Exercise aim
Copy out every one of the following entries word for word, changing nothing in any line.

## Start Dataset excerpts

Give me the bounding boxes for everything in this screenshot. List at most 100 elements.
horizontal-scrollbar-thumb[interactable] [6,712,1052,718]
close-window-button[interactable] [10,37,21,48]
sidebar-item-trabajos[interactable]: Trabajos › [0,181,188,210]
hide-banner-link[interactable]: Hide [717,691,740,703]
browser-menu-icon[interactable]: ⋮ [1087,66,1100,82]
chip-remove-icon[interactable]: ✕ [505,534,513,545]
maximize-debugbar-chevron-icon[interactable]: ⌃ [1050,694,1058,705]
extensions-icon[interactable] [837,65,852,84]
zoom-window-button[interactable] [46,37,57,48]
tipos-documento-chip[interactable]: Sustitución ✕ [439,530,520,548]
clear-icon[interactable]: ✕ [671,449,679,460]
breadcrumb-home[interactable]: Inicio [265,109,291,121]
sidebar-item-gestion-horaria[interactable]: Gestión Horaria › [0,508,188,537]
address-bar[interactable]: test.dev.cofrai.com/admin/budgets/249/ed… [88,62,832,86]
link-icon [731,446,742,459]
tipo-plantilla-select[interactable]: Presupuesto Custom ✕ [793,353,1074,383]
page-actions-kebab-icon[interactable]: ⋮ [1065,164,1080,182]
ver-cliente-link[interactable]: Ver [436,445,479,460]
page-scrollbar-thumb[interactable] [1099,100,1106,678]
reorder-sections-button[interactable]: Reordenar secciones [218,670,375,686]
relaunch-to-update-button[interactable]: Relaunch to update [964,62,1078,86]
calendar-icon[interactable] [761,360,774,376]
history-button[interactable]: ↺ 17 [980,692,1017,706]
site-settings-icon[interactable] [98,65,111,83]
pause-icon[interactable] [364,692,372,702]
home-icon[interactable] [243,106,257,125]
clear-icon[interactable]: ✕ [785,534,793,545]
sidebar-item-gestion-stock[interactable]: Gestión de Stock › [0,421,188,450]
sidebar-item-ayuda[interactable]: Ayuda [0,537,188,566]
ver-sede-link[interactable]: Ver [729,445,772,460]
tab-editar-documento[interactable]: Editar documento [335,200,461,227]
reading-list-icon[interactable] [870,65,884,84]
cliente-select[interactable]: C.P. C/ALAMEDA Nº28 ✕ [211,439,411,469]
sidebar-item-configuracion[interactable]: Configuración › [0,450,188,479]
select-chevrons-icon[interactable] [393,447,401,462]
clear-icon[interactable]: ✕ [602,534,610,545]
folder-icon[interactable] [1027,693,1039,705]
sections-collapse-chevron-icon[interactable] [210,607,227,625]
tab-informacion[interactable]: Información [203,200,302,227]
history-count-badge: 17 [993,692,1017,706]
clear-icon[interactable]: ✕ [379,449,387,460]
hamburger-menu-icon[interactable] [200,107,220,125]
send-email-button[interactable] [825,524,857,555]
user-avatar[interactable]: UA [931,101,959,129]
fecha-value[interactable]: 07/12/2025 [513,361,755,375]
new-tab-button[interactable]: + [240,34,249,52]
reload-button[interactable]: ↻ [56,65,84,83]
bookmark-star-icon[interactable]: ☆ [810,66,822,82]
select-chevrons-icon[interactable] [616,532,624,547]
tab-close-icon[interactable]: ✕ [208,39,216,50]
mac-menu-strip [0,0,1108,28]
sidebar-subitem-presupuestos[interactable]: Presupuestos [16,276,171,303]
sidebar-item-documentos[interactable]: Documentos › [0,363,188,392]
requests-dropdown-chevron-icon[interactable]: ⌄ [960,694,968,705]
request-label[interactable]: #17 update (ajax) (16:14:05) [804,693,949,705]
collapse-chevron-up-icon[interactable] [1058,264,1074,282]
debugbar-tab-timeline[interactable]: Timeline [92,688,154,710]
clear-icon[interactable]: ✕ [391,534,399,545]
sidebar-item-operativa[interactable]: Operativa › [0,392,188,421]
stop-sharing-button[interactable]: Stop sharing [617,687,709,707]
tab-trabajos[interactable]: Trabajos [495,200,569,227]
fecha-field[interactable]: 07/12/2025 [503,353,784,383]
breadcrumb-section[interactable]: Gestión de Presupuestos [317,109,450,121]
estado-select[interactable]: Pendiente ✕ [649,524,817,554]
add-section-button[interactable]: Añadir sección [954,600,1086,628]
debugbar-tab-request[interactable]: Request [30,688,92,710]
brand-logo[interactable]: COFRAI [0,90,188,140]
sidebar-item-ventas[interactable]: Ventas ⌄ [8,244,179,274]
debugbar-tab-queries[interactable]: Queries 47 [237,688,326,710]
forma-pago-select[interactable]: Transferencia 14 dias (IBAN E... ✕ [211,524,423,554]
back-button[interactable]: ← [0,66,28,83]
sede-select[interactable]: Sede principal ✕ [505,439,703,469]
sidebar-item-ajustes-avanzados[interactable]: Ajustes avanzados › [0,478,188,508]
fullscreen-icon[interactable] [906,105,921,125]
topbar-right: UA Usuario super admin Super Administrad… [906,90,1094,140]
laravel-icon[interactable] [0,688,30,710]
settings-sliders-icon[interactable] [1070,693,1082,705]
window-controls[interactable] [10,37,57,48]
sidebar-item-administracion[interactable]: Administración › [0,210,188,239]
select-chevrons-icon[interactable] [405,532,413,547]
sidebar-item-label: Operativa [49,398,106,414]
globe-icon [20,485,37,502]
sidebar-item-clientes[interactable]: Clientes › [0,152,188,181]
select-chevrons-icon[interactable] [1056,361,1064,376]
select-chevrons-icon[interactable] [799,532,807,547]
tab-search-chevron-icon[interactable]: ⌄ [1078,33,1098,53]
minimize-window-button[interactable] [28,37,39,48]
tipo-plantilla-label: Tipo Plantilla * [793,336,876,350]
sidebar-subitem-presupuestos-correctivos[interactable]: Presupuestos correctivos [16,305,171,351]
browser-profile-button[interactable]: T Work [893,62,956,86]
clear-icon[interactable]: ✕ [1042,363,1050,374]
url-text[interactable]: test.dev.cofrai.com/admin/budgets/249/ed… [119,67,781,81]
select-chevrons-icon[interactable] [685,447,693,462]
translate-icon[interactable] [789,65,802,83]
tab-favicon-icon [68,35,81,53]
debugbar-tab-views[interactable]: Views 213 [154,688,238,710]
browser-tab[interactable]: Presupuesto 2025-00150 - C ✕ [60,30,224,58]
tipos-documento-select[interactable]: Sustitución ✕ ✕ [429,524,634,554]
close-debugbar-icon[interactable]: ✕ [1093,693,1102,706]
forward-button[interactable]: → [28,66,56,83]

## End Dataset excerpts

Written solution
Give me the bounding boxes for everything in this screenshot. List at most 100 elements.
horizontal-scrollbar-thumb[interactable] [6,712,1052,718]
close-window-button[interactable] [10,37,21,48]
sidebar-item-trabajos[interactable]: Trabajos › [0,181,188,210]
hide-banner-link[interactable]: Hide [717,691,740,703]
browser-menu-icon[interactable]: ⋮ [1087,66,1100,82]
chip-remove-icon[interactable]: ✕ [505,534,513,545]
maximize-debugbar-chevron-icon[interactable]: ⌃ [1050,694,1058,705]
extensions-icon[interactable] [837,65,852,84]
zoom-window-button[interactable] [46,37,57,48]
tipos-documento-chip[interactable]: Sustitución ✕ [439,530,520,548]
clear-icon[interactable]: ✕ [671,449,679,460]
breadcrumb-home[interactable]: Inicio [265,109,291,121]
sidebar-item-gestion-horaria[interactable]: Gestión Horaria › [0,508,188,537]
address-bar[interactable]: test.dev.cofrai.com/admin/budgets/249/ed… [88,62,832,86]
link-icon [731,446,742,459]
tipo-plantilla-select[interactable]: Presupuesto Custom ✕ [793,353,1074,383]
page-actions-kebab-icon[interactable]: ⋮ [1065,164,1080,182]
ver-cliente-link[interactable]: Ver [436,445,479,460]
page-scrollbar-thumb[interactable] [1099,100,1106,678]
reorder-sections-button[interactable]: Reordenar secciones [218,670,375,686]
relaunch-to-update-button[interactable]: Relaunch to update [964,62,1078,86]
calendar-icon[interactable] [761,360,774,376]
history-button[interactable]: ↺ 17 [980,692,1017,706]
site-settings-icon[interactable] [98,65,111,83]
pause-icon[interactable] [364,692,372,702]
home-icon[interactable] [243,106,257,125]
clear-icon[interactable]: ✕ [785,534,793,545]
sidebar-item-gestion-stock[interactable]: Gestión de Stock › [0,421,188,450]
sidebar-item-ayuda[interactable]: Ayuda [0,537,188,566]
ver-sede-link[interactable]: Ver [729,445,772,460]
tab-editar-documento[interactable]: Editar documento [335,200,461,227]
reading-list-icon[interactable] [870,65,884,84]
cliente-select[interactable]: C.P. C/ALAMEDA Nº28 ✕ [211,439,411,469]
sidebar-item-configuracion[interactable]: Configuración › [0,450,188,479]
select-chevrons-icon[interactable] [393,447,401,462]
clear-icon[interactable]: ✕ [602,534,610,545]
folder-icon[interactable] [1027,693,1039,705]
sections-collapse-chevron-icon[interactable] [210,607,227,625]
tab-informacion[interactable]: Información [203,200,302,227]
history-count-badge: 17 [993,692,1017,706]
clear-icon[interactable]: ✕ [379,449,387,460]
hamburger-menu-icon[interactable] [200,107,220,125]
send-email-button[interactable] [825,524,857,555]
user-avatar[interactable]: UA [931,101,959,129]
fecha-value[interactable]: 07/12/2025 [513,361,755,375]
new-tab-button[interactable]: + [240,34,249,52]
reload-button[interactable]: ↻ [56,65,84,83]
bookmark-star-icon[interactable]: ☆ [810,66,822,82]
select-chevrons-icon[interactable] [616,532,624,547]
tab-close-icon[interactable]: ✕ [208,39,216,50]
mac-menu-strip [0,0,1108,28]
sidebar-subitem-presupuestos[interactable]: Presupuestos [16,276,171,303]
sidebar-item-documentos[interactable]: Documentos › [0,363,188,392]
requests-dropdown-chevron-icon[interactable]: ⌄ [960,694,968,705]
request-label[interactable]: #17 update (ajax) (16:14:05) [804,693,949,705]
collapse-chevron-up-icon[interactable] [1058,264,1074,282]
debugbar-tab-timeline[interactable]: Timeline [92,688,154,710]
clear-icon[interactable]: ✕ [391,534,399,545]
sidebar-item-operativa[interactable]: Operativa › [0,392,188,421]
stop-sharing-button[interactable]: Stop sharing [617,687,709,707]
tab-trabajos[interactable]: Trabajos [495,200,569,227]
fecha-field[interactable]: 07/12/2025 [503,353,784,383]
breadcrumb-section[interactable]: Gestión de Presupuestos [317,109,450,121]
estado-select[interactable]: Pendiente ✕ [649,524,817,554]
add-section-button[interactable]: Añadir sección [954,600,1086,628]
debugbar-tab-request[interactable]: Request [30,688,92,710]
brand-logo[interactable]: COFRAI [0,90,188,140]
sidebar-item-ventas[interactable]: Ventas ⌄ [8,244,179,274]
debugbar-tab-queries[interactable]: Queries 47 [237,688,326,710]
forma-pago-select[interactable]: Transferencia 14 dias (IBAN E... ✕ [211,524,423,554]
back-button[interactable]: ← [0,66,28,83]
sede-select[interactable]: Sede principal ✕ [505,439,703,469]
sidebar-item-ajustes-avanzados[interactable]: Ajustes avanzados › [0,478,188,508]
fullscreen-icon[interactable] [906,105,921,125]
topbar-right: UA Usuario super admin Super Administrad… [906,90,1094,140]
laravel-icon[interactable] [0,688,30,710]
settings-sliders-icon[interactable] [1070,693,1082,705]
window-controls[interactable] [10,37,57,48]
sidebar-item-administracion[interactable]: Administración › [0,210,188,239]
select-chevrons-icon[interactable] [405,532,413,547]
sidebar-item-label: Operativa [49,398,106,414]
globe-icon [20,485,37,502]
sidebar-item-clientes[interactable]: Clientes › [0,152,188,181]
select-chevrons-icon[interactable] [1056,361,1064,376]
select-chevrons-icon[interactable] [799,532,807,547]
tab-search-chevron-icon[interactable]: ⌄ [1078,33,1098,53]
minimize-window-button[interactable] [28,37,39,48]
tipo-plantilla-label: Tipo Plantilla * [793,336,876,350]
sidebar-subitem-presupuestos-correctivos[interactable]: Presupuestos correctivos [16,305,171,351]
browser-profile-button[interactable]: T Work [893,62,956,86]
clear-icon[interactable]: ✕ [1042,363,1050,374]
url-text[interactable]: test.dev.cofrai.com/admin/budgets/249/ed… [119,67,781,81]
select-chevrons-icon[interactable] [685,447,693,462]
translate-icon[interactable] [789,65,802,83]
tab-favicon-icon [68,35,81,53]
debugbar-tab-views[interactable]: Views 213 [154,688,238,710]
browser-tab[interactable]: Presupuesto 2025-00150 - C ✕ [60,30,224,58]
tipos-documento-select[interactable]: Sustitución ✕ ✕ [429,524,634,554]
close-debugbar-icon[interactable]: ✕ [1093,693,1102,706]
forward-button[interactable]: → [28,66,56,83]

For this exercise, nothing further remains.